__Dataset records__:
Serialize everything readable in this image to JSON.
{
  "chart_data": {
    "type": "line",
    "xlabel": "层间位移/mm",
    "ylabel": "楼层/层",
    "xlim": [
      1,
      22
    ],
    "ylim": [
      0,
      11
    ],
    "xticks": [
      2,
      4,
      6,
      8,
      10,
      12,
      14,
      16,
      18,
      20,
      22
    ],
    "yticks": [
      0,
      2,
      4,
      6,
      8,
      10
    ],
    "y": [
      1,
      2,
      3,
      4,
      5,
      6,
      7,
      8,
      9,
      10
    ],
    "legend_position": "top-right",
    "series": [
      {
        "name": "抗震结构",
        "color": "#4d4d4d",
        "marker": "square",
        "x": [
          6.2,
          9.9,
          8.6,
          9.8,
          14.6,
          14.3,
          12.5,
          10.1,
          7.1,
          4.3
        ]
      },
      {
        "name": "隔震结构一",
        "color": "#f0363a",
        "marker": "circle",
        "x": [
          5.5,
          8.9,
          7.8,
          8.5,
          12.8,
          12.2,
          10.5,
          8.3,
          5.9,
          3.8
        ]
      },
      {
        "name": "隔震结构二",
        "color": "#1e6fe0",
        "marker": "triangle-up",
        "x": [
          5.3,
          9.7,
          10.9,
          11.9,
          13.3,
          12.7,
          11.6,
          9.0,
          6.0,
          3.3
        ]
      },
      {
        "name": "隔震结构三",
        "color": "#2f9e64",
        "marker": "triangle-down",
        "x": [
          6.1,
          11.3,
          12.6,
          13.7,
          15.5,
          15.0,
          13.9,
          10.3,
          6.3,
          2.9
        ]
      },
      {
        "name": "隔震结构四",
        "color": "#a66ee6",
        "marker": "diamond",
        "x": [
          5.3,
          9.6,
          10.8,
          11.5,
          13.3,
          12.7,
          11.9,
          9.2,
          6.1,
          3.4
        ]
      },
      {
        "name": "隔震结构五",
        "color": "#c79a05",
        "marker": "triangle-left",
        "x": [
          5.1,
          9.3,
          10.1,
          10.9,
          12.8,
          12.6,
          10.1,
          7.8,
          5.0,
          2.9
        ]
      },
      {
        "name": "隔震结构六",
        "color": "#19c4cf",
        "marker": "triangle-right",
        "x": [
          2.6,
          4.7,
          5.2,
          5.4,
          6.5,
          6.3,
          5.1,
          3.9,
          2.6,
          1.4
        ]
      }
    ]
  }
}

__Exercise instructions__:
Extract all of the data shown above and repeat it verbatim.

__Final result__:
Serialize everything readable in this image to JSON.
{
  "chart_data": {
    "type": "line",
    "xlabel": "层间位移/mm",
    "ylabel": "楼层/层",
    "xlim": [
      1,
      22
    ],
    "ylim": [
      0,
      11
    ],
    "xticks": [
      2,
      4,
      6,
      8,
      10,
      12,
      14,
      16,
      18,
      20,
      22
    ],
    "yticks": [
      0,
      2,
      4,
      6,
      8,
      10
    ],
    "y": [
      1,
      2,
      3,
      4,
      5,
      6,
      7,
      8,
      9,
      10
    ],
    "legend_position": "top-right",
    "series": [
      {
        "name": "抗震结构",
        "color": "#4d4d4d",
        "marker": "square",
        "x": [
          6.2,
          9.9,
          8.6,
          9.8,
          14.6,
          14.3,
          12.5,
          10.1,
          7.1,
          4.3
        ]
      },
      {
        "name": "隔震结构一",
        "color": "#f0363a",
        "marker": "circle",
        "x": [
          5.5,
          8.9,
          7.8,
          8.5,
          12.8,
          12.2,
          10.5,
          8.3,
          5.9,
          3.8
        ]
      },
      {
        "name": "隔震结构二",
        "color": "#1e6fe0",
        "marker": "triangle-up",
        "x": [
          5.3,
          9.7,
          10.9,
          11.9,
          13.3,
          12.7,
          11.6,
          9.0,
          6.0,
          3.3
        ]
      },
      {
        "name": "隔震结构三",
        "color": "#2f9e64",
        "marker": "triangle-down",
        "x": [
          6.1,
          11.3,
          12.6,
          13.7,
          15.5,
          15.0,
          13.9,
          10.3,
          6.3,
          2.9
        ]
      },
      {
        "name": "隔震结构四",
        "color": "#a66ee6",
        "marker": "diamond",
        "x": [
          5.3,
          9.6,
          10.8,
          11.5,
          13.3,
          12.7,
          11.9,
          9.2,
          6.1,
          3.4
        ]
      },
      {
        "name": "隔震结构五",
        "color": "#c79a05",
        "marker": "triangle-left",
        "x": [
          5.1,
          9.3,
          10.1,
          10.9,
          12.8,
          12.6,
          10.1,
          7.8,
          5.0,
          2.9
        ]
      },
      {
        "name": "隔震结构六",
        "color": "#19c4cf",
        "marker": "triangle-right",
        "x": [
          2.6,
          4.7,
          5.2,
          5.4,
          6.5,
          6.3,
          5.1,
          3.9,
          2.6,
          1.4
        ]
      }
    ]
  }
}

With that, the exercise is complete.